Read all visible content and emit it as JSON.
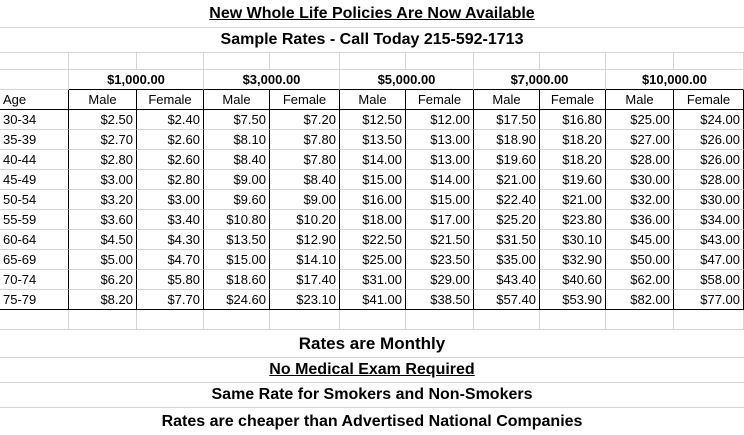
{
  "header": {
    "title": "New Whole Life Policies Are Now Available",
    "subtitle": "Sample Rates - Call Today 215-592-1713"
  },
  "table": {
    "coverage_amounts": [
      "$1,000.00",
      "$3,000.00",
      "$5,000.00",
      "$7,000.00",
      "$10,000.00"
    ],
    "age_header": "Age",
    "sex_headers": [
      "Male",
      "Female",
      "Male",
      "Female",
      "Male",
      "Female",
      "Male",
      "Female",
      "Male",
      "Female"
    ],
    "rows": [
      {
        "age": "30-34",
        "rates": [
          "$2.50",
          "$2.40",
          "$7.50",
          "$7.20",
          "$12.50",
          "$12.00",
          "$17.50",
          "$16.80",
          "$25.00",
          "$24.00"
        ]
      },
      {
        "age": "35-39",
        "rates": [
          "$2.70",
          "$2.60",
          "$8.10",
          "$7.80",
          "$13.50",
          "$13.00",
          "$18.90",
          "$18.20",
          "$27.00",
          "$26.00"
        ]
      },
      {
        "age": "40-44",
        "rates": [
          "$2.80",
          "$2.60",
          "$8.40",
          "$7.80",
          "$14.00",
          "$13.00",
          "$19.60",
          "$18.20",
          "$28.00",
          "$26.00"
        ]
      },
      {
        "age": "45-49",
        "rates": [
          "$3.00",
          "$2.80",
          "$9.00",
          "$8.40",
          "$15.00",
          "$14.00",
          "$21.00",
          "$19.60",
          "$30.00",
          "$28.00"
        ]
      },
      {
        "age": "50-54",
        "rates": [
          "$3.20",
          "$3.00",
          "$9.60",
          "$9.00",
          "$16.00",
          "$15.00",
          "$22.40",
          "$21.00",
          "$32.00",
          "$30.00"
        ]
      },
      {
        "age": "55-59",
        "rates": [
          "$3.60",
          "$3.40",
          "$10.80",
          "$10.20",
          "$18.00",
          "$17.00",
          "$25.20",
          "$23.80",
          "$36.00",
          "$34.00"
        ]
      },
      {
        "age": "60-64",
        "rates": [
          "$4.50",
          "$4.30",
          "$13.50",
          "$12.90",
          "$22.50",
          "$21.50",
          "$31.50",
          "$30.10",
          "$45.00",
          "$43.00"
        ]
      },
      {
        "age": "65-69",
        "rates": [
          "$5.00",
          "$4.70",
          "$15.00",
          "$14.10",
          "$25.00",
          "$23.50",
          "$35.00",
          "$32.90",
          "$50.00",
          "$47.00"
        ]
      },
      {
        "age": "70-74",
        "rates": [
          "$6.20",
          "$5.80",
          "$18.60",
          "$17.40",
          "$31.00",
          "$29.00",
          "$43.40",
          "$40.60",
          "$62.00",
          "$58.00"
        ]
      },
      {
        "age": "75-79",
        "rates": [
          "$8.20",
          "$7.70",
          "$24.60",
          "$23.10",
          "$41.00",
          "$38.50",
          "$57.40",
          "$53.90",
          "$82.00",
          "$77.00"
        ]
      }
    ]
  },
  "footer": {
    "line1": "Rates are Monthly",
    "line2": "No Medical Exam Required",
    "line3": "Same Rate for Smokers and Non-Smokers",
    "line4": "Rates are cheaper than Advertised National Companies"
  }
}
= = = = = = =
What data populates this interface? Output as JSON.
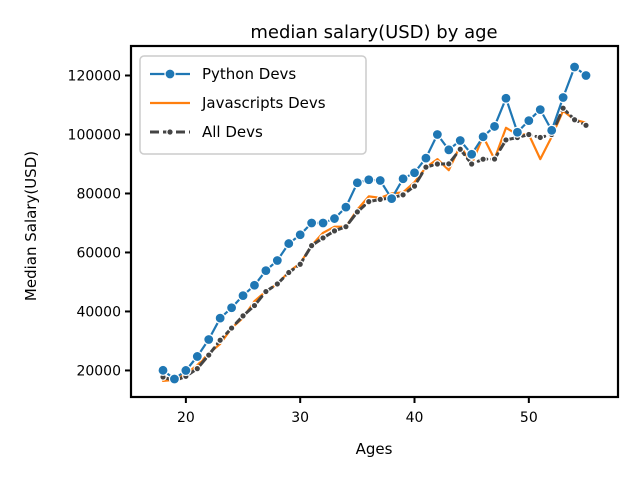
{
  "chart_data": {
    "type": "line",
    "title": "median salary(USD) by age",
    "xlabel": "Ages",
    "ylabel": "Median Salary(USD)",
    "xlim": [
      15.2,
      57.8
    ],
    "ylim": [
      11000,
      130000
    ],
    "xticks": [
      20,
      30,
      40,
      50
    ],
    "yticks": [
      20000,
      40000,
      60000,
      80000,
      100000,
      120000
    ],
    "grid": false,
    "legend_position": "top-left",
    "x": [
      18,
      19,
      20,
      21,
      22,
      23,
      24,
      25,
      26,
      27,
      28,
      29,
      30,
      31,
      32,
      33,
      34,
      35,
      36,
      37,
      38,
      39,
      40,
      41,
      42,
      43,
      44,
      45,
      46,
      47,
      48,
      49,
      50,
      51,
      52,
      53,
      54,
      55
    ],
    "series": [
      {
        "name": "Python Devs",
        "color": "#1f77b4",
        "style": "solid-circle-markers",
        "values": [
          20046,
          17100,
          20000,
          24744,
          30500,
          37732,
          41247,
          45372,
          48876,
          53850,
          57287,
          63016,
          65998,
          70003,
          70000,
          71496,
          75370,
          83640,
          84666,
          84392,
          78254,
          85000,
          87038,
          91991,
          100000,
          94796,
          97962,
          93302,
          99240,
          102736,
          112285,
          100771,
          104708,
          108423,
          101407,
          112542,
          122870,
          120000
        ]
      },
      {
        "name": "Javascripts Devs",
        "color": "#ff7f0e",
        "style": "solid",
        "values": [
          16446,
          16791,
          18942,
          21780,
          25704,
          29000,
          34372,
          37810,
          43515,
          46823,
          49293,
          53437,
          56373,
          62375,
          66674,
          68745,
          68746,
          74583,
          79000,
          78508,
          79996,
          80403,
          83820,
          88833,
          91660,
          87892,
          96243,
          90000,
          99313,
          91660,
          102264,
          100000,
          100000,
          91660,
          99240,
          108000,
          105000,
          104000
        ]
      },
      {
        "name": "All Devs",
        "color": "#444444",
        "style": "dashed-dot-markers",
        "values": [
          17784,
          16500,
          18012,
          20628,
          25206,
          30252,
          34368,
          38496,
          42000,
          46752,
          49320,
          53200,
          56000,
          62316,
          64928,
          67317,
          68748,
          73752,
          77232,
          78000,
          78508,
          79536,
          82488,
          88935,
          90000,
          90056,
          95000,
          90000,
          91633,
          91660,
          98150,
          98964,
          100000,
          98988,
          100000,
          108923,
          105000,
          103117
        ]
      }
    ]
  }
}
= = = = = = =
Required task: Show each line in the entries that holds the string "solid".

Output for this task:
        "style": "solid-circle-markers",
        "style": "solid",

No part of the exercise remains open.